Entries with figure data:
------
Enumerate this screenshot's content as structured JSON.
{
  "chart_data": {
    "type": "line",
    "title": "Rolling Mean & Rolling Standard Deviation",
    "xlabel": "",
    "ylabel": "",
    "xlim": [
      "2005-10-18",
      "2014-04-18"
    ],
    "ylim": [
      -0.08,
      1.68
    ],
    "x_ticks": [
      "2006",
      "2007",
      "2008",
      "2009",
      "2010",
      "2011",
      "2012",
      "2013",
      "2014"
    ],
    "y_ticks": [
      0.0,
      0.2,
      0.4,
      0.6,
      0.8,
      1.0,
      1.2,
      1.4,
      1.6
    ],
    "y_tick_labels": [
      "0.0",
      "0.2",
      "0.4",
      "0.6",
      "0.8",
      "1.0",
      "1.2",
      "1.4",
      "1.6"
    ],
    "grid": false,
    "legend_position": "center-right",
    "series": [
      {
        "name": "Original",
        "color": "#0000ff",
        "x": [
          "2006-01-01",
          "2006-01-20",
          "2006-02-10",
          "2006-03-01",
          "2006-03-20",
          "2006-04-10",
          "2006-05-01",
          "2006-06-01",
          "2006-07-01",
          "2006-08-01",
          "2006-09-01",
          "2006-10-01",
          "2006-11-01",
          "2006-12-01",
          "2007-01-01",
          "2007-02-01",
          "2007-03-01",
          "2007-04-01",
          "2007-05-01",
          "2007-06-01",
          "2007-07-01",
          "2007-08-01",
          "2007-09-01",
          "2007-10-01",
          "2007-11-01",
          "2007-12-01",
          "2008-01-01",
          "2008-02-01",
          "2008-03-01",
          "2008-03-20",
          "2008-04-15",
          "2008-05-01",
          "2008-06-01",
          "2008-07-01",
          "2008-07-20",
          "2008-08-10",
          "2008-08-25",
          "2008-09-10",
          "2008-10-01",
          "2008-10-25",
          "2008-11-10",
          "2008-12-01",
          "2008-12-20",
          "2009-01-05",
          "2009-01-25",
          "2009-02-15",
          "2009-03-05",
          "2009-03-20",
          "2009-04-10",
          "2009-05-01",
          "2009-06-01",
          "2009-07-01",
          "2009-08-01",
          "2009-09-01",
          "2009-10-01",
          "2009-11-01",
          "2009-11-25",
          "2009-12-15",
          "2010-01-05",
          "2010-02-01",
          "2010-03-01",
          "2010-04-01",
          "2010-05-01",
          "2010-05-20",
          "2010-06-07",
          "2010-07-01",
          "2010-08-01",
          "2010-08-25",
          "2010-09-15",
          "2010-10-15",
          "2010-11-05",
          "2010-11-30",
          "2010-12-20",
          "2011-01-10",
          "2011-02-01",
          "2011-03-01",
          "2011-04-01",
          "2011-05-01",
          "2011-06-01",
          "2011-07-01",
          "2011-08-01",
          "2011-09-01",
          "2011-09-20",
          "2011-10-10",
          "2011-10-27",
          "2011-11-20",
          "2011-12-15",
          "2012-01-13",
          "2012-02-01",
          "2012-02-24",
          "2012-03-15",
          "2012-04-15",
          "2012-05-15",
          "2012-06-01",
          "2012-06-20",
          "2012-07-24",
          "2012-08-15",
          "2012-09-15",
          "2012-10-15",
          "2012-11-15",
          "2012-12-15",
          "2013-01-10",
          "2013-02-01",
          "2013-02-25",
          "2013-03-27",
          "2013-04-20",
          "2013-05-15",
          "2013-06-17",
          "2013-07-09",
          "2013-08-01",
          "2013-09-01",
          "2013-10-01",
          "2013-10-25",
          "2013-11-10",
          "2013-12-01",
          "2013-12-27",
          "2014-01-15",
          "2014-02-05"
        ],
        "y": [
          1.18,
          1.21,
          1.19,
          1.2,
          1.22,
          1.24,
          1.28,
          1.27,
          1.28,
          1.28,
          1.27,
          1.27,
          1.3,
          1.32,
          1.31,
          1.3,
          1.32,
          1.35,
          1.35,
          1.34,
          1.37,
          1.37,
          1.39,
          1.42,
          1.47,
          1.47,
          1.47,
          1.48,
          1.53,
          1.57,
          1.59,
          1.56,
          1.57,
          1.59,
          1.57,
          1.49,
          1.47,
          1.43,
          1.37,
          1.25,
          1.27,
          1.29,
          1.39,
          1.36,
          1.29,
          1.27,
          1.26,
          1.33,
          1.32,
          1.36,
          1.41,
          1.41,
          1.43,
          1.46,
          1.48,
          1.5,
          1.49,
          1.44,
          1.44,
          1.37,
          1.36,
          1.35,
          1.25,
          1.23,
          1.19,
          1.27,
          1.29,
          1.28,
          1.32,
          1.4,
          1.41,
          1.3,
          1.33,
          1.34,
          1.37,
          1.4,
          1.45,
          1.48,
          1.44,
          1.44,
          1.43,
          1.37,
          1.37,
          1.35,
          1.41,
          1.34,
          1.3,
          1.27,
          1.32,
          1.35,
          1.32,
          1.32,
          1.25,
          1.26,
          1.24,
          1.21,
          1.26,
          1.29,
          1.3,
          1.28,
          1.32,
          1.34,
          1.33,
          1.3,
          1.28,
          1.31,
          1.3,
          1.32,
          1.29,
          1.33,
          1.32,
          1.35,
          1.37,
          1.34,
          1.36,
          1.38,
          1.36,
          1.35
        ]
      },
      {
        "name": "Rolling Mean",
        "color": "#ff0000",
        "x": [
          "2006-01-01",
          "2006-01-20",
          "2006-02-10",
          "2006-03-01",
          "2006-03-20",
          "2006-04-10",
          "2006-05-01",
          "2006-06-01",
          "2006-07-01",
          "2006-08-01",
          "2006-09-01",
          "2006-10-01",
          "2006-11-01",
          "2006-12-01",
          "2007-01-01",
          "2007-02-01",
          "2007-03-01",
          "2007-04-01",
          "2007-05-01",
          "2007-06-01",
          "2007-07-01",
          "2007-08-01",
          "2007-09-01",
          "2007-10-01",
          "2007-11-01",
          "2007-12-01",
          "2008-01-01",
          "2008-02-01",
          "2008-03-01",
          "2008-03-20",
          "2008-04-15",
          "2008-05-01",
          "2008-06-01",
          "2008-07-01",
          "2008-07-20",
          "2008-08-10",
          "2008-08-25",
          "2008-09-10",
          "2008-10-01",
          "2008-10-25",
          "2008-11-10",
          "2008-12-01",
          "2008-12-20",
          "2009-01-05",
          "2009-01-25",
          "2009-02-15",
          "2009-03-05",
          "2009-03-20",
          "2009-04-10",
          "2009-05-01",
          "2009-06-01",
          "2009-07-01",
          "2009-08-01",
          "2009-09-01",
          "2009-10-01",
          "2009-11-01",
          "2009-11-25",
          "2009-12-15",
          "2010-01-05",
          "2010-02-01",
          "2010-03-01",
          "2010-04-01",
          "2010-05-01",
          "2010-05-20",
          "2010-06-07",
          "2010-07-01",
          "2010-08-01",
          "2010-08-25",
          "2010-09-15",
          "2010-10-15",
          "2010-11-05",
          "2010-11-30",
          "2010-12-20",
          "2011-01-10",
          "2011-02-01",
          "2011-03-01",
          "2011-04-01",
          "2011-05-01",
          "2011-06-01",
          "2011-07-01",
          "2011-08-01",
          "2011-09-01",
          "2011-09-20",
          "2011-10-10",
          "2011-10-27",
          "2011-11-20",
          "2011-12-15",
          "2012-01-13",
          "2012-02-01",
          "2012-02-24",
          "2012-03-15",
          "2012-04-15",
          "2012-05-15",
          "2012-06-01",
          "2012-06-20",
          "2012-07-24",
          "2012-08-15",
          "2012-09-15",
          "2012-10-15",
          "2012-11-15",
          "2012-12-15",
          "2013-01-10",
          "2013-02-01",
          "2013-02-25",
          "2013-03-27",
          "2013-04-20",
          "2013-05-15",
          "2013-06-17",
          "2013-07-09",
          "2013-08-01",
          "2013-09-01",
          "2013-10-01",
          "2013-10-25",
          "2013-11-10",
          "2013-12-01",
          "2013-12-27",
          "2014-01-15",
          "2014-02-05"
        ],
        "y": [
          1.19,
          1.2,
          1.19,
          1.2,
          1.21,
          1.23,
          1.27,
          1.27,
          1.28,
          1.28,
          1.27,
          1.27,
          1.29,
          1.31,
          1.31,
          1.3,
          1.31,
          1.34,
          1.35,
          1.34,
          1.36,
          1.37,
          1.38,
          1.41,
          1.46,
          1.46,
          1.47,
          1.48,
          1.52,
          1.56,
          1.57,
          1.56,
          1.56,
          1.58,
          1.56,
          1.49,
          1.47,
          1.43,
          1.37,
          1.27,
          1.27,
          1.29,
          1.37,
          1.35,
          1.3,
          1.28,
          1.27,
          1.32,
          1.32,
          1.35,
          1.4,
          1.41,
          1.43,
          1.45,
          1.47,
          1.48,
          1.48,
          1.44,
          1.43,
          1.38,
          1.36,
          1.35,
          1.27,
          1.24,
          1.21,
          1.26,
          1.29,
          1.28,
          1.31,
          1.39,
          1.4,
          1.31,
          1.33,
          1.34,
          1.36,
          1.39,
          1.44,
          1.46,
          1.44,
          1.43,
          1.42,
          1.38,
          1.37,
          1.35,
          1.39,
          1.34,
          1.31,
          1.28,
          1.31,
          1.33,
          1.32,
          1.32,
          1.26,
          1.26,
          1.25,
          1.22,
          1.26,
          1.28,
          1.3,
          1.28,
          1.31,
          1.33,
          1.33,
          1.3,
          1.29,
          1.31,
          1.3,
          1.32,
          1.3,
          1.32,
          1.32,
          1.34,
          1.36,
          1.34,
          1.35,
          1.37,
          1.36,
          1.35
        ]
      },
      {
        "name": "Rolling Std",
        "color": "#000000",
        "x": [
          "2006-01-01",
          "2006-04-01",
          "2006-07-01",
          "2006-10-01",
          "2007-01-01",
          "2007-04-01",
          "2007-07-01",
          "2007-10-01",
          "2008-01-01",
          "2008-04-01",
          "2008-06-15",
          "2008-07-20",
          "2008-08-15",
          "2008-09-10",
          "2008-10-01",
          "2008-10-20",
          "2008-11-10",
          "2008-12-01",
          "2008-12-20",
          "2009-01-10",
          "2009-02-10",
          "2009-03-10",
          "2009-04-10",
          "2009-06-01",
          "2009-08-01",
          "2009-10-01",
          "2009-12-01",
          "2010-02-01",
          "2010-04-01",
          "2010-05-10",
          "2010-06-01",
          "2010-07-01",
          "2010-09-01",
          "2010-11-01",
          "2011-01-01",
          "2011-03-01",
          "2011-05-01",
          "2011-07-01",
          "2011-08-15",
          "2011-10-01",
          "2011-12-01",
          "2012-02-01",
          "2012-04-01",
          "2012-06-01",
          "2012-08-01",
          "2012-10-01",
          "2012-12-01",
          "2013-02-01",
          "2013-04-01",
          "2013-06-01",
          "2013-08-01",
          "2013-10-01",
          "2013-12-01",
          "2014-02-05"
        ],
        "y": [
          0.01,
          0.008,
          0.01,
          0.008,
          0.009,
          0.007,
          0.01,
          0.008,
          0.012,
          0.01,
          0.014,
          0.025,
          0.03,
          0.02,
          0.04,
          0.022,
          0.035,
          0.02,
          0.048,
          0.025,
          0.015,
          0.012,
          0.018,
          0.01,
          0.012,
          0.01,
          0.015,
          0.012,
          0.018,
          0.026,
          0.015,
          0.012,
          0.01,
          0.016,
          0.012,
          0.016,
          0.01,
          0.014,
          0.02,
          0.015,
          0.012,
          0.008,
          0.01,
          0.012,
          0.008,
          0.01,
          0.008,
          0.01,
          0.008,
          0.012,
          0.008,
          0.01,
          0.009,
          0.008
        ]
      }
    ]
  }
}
------
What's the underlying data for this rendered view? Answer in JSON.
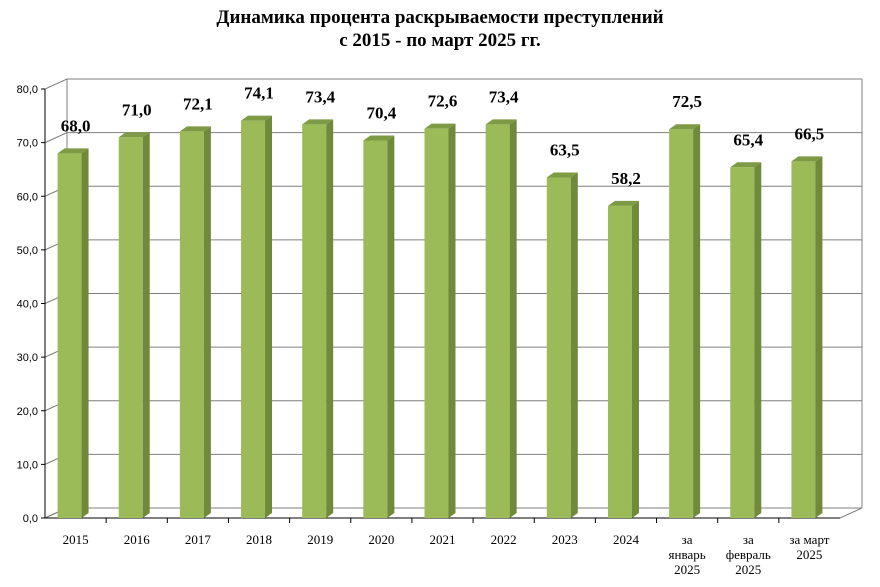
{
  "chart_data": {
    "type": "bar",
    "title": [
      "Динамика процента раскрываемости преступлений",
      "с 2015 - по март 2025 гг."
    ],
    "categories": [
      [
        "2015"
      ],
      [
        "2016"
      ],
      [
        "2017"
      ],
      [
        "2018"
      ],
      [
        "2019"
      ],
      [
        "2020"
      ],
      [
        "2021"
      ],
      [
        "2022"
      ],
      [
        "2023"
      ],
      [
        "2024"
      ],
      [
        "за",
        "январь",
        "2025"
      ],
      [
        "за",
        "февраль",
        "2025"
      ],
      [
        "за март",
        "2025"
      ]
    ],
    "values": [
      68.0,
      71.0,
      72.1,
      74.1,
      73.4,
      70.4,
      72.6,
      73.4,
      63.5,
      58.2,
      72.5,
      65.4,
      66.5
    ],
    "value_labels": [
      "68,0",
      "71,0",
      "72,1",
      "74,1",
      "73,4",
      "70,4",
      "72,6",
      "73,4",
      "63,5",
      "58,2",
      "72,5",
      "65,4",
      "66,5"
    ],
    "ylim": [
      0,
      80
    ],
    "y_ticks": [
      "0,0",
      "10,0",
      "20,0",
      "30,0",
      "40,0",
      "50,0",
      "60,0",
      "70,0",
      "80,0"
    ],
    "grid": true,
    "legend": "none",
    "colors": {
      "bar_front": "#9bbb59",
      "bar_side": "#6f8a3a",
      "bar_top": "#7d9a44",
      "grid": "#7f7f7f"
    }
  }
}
------
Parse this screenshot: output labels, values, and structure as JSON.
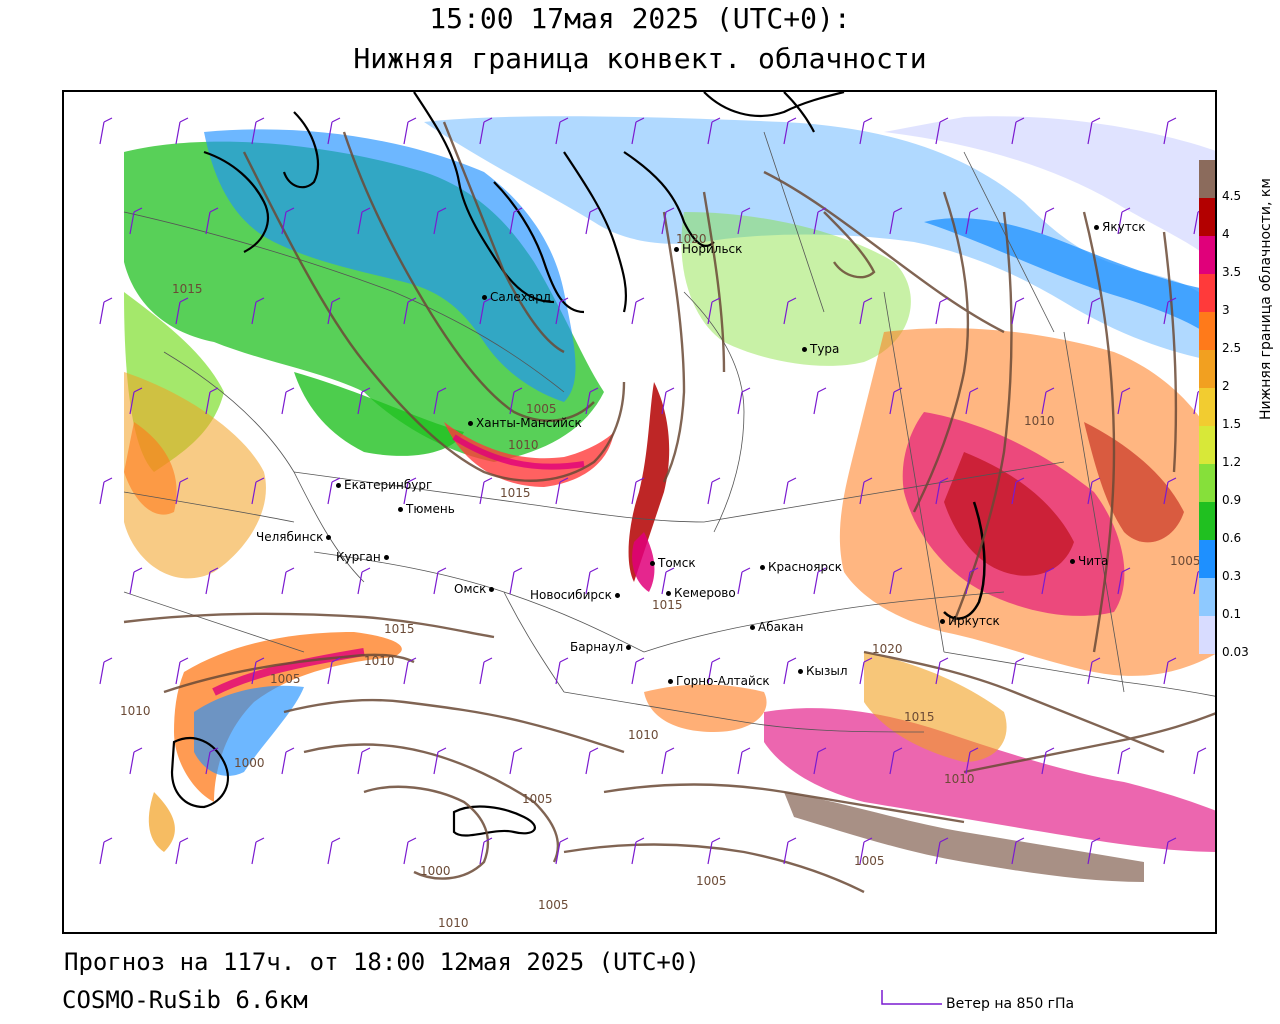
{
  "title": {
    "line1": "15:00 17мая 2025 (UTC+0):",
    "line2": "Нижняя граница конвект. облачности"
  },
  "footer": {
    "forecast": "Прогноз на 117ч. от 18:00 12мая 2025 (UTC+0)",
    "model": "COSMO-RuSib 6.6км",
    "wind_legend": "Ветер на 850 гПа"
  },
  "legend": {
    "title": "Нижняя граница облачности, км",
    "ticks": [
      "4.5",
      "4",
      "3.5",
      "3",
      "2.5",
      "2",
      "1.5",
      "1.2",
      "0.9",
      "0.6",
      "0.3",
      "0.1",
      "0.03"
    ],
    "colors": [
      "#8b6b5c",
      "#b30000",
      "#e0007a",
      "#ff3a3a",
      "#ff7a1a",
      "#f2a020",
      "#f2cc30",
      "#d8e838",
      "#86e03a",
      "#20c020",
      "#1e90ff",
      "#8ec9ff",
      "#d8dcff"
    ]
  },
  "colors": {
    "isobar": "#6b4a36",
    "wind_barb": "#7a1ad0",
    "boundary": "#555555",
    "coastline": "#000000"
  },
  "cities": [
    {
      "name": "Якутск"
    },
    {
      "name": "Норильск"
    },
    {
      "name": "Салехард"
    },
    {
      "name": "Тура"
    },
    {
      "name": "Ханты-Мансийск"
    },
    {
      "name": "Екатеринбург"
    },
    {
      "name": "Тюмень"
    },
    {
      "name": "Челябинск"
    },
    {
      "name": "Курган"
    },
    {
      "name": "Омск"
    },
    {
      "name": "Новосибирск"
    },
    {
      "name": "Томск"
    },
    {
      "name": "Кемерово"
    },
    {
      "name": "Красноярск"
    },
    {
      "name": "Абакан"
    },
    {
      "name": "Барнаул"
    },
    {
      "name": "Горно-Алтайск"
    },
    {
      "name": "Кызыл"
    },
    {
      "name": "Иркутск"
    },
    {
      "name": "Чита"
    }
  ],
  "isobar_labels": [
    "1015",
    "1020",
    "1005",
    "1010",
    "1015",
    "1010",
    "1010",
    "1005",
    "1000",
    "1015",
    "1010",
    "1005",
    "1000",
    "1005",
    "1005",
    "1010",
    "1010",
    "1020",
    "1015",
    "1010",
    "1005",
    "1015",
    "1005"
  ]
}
------
DO THIS: Show all lines in the entries above where the string "облачности" appears.

ANSWER TO THE EXERCISE:
    "line2": "Нижняя граница конвект. облачности"
    "title": "Нижняя граница облачности, км",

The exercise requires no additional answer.